## BEGIN Records to process
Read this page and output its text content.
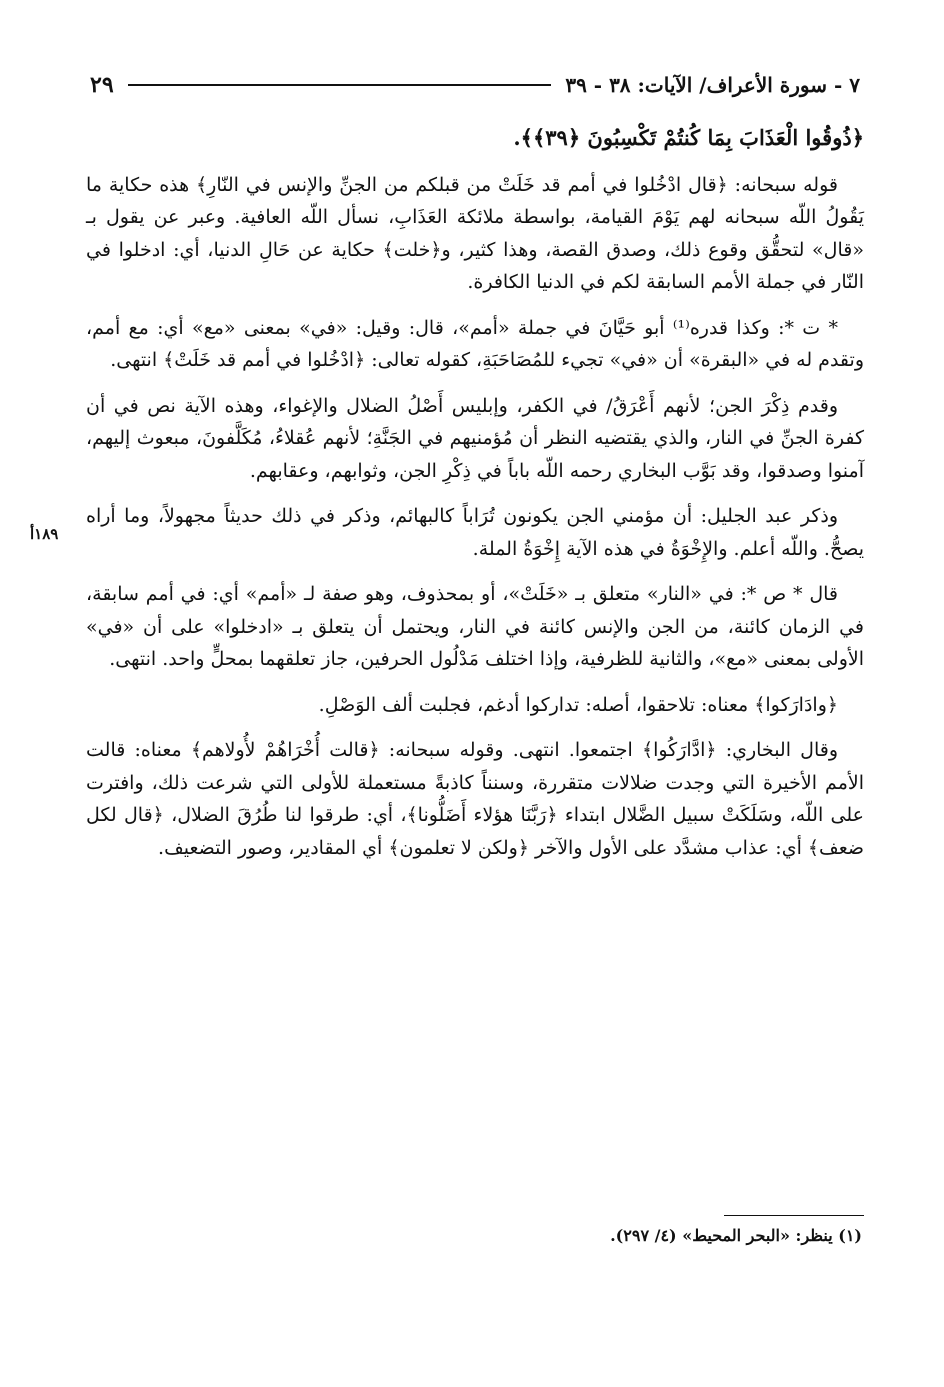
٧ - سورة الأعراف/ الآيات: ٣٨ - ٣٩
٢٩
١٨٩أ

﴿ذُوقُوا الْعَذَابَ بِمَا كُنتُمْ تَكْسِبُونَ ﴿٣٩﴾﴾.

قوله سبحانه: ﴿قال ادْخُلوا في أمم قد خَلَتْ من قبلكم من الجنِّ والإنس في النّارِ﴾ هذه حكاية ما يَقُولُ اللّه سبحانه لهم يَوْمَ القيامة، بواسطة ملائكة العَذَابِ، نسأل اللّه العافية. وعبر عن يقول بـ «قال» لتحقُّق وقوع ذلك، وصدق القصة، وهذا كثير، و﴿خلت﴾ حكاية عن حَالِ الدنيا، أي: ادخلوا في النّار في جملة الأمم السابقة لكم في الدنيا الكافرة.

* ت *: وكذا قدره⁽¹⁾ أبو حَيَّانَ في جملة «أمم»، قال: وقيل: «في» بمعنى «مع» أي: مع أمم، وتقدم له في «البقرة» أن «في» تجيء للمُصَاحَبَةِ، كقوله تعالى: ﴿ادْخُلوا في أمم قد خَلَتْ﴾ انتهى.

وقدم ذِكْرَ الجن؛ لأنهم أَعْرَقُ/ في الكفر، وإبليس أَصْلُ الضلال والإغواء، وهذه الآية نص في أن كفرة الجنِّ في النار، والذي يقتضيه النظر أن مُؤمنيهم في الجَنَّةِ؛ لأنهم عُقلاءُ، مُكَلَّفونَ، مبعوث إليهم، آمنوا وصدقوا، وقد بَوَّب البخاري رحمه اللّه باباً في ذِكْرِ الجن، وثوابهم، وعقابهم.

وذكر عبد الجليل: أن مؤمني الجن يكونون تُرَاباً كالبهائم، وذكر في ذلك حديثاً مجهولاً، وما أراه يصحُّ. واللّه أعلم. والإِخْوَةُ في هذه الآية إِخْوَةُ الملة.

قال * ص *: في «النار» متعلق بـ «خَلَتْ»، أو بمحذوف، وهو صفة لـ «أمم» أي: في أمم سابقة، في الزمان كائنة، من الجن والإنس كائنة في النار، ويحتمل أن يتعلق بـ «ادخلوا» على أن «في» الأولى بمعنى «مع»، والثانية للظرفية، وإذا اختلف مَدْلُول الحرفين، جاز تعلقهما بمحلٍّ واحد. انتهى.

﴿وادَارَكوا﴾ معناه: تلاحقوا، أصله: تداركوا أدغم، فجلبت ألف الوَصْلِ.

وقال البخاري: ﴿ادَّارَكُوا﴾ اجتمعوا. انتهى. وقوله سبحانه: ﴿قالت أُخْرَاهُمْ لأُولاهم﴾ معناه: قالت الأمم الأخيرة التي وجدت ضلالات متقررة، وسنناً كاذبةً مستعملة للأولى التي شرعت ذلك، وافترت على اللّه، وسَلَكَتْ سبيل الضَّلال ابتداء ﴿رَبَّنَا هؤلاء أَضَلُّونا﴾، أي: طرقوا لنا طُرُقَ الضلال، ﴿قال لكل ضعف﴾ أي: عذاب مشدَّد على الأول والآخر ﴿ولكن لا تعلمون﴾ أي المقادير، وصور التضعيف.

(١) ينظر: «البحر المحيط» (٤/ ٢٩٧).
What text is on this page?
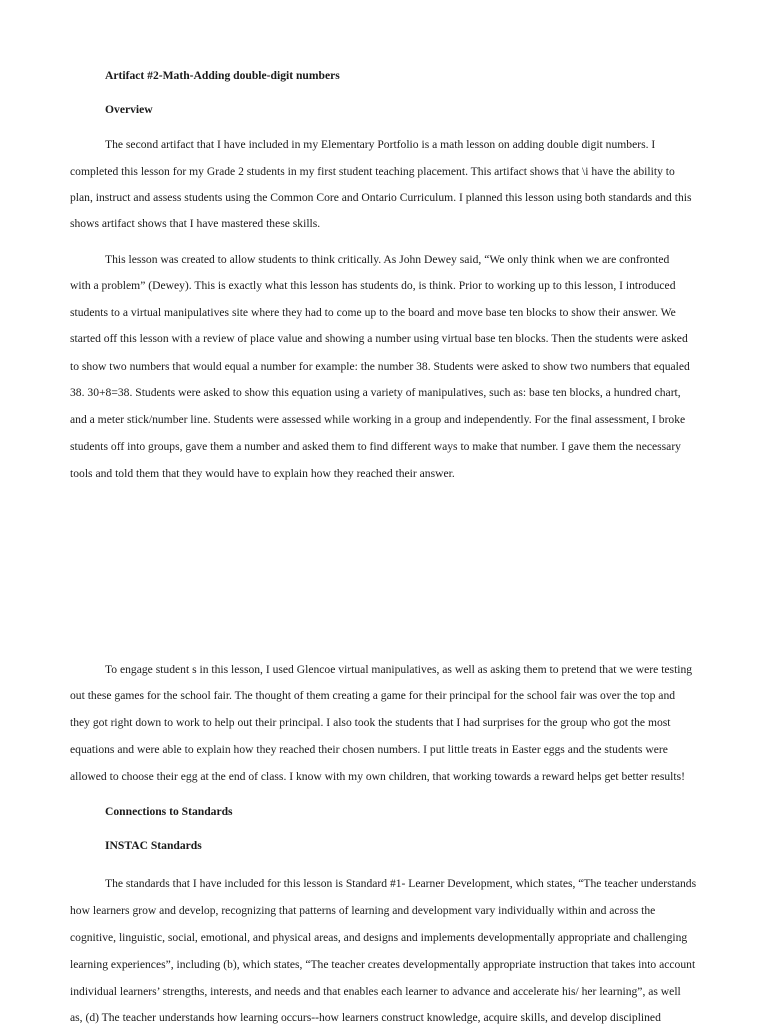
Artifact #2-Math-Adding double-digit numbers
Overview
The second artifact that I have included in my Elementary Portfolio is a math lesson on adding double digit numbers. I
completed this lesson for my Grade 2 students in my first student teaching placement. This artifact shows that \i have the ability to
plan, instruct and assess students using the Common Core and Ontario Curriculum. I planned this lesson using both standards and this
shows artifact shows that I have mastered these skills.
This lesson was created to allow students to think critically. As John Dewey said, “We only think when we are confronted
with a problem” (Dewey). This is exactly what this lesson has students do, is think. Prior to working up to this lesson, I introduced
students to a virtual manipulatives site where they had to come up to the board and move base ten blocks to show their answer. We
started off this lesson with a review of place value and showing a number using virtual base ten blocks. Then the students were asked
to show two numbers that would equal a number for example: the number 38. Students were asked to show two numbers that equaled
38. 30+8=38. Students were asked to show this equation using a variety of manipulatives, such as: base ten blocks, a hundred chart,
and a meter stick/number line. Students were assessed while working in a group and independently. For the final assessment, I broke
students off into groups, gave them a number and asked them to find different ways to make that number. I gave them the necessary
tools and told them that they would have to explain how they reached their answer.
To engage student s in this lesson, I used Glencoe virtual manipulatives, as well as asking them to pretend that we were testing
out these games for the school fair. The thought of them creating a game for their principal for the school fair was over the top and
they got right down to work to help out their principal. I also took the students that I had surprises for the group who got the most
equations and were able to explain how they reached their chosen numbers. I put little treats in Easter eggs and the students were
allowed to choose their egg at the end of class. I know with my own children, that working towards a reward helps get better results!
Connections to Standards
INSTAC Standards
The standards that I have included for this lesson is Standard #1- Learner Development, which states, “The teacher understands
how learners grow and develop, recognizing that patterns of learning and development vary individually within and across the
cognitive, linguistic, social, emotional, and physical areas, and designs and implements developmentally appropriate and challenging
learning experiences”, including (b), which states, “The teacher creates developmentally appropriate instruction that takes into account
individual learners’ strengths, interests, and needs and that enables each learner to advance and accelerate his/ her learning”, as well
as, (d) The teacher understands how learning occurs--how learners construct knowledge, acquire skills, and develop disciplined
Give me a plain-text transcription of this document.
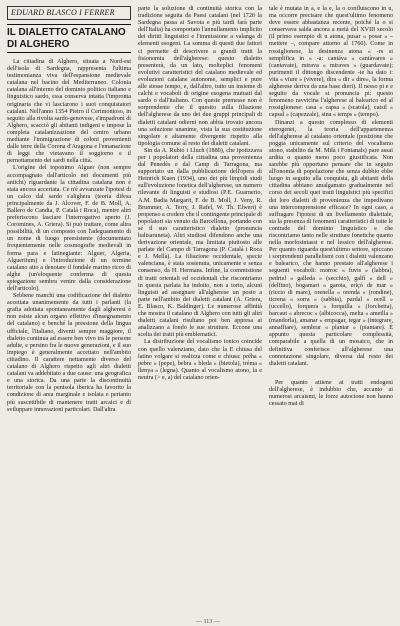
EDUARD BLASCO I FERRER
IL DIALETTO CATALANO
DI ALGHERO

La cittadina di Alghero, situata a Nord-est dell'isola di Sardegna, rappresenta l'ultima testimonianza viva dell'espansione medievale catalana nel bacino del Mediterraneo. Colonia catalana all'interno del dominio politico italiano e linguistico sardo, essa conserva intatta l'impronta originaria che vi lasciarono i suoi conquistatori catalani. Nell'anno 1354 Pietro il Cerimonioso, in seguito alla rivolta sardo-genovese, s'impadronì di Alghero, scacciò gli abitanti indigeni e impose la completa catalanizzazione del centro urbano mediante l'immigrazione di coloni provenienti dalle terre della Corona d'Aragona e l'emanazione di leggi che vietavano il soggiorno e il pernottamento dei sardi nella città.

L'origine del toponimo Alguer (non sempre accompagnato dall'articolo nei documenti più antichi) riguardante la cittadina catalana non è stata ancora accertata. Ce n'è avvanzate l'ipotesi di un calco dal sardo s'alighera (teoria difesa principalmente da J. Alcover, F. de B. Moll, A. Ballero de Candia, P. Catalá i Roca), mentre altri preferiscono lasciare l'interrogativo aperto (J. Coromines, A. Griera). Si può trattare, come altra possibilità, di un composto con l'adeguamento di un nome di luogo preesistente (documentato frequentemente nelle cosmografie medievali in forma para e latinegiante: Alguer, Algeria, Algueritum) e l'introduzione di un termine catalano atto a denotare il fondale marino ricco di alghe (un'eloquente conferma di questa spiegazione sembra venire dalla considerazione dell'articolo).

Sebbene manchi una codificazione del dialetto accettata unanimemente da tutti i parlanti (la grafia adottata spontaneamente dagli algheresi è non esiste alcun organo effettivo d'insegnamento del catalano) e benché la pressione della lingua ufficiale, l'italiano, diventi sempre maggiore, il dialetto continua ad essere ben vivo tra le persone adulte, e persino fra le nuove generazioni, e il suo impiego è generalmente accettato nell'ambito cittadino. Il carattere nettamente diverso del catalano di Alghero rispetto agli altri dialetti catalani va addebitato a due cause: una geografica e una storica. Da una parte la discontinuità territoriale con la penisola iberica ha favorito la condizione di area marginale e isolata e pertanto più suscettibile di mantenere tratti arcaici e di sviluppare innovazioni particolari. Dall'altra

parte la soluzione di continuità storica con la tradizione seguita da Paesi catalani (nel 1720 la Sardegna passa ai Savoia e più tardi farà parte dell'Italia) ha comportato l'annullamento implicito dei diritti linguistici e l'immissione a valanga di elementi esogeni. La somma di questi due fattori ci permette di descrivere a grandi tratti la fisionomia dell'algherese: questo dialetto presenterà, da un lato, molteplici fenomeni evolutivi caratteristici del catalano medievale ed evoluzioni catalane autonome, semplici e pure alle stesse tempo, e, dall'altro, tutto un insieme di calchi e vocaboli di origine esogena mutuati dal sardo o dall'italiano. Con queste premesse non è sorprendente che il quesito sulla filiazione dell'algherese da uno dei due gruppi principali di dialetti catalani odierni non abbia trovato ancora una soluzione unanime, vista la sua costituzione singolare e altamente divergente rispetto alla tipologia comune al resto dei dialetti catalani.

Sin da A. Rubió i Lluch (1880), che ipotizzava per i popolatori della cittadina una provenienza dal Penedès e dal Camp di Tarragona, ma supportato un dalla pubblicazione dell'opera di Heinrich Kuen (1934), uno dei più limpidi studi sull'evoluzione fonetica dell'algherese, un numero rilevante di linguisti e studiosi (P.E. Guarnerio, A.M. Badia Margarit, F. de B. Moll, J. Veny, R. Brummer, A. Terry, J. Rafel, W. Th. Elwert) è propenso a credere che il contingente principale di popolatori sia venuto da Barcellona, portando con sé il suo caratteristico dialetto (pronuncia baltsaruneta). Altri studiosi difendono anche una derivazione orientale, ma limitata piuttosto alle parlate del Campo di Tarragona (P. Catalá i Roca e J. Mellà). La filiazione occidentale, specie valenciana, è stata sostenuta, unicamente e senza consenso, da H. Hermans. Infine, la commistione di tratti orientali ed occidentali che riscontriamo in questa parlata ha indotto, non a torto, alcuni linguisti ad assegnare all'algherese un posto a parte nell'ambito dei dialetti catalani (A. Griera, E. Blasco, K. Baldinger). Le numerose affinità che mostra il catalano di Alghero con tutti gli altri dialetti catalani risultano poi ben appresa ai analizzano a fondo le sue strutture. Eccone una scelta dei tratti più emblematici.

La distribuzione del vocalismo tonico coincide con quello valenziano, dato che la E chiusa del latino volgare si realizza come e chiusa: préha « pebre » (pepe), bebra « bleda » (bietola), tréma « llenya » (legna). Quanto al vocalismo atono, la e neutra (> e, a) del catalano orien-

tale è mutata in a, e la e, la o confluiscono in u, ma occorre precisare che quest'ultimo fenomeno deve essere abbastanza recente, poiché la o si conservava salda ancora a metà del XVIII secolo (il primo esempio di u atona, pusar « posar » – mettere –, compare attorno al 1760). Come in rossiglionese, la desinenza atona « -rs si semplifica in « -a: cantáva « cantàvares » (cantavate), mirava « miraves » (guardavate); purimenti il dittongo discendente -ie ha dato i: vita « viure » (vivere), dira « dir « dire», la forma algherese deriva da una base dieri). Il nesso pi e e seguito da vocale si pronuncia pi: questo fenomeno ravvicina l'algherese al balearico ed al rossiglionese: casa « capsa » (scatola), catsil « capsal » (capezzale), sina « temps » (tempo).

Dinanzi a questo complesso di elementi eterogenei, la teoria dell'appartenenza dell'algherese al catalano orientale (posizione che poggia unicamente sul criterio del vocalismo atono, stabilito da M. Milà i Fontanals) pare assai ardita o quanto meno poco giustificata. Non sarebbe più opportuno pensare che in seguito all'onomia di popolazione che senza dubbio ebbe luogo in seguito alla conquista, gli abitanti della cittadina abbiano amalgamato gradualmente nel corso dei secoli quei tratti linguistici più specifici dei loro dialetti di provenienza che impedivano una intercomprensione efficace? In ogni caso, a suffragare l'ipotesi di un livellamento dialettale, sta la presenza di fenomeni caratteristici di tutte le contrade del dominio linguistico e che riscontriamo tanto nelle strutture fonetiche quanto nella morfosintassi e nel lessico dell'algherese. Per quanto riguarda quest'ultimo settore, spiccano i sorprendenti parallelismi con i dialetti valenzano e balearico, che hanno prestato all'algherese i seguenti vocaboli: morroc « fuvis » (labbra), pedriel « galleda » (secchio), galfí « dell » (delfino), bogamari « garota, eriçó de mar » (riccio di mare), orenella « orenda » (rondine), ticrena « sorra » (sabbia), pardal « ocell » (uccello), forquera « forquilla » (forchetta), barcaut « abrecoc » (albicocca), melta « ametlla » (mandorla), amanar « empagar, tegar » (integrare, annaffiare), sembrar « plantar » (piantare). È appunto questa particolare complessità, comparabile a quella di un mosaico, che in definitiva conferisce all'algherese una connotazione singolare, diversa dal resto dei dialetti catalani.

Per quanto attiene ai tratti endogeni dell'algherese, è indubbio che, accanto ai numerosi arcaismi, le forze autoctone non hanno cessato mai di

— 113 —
## END Records to process
- _Stated goal_:
Show every line from the entries above in which the word "dato" appears.

- _Answer to the exercise_:
La distribuzione del vocalismo tonico coincide con quello valenziano, dato che la E chiusa del latino volgare si realizza come e chiusa: préha « pebre » (pepe), bebra « bleda » (bietola), tréma « llenya » (legna). Quanto al vocalismo atono, la e neutra (> e, a) del catalano orien-
tale è mutata in a, e la e, la o confluiscono in u, ma occorre precisare che quest'ultimo fenomeno deve essere abbastanza recente, poiché la o si conservava salda ancora a metà del XVIII secolo (il primo esempio di u atona, pusar « posar » – mettere –, compare attorno al 1760). Come in rossiglionese, la desinenza atona « -rs si semplifica in « -a: cantáva « cantàvares » (cantavate), mirava « miraves » (guardavate); purimenti il dittongo discendente -ie ha dato i: vita « viure » (vivere), dira « dir « dire», la forma algherese deriva da una base dieri). Il nesso pi e e seguito da vocale si pronuncia pi: questo fenomeno ravvicina l'algherese al balearico ed al rossiglionese: casa « capsa » (scatola), catsil « capsal » (capezzale), sina « temps » (tempo).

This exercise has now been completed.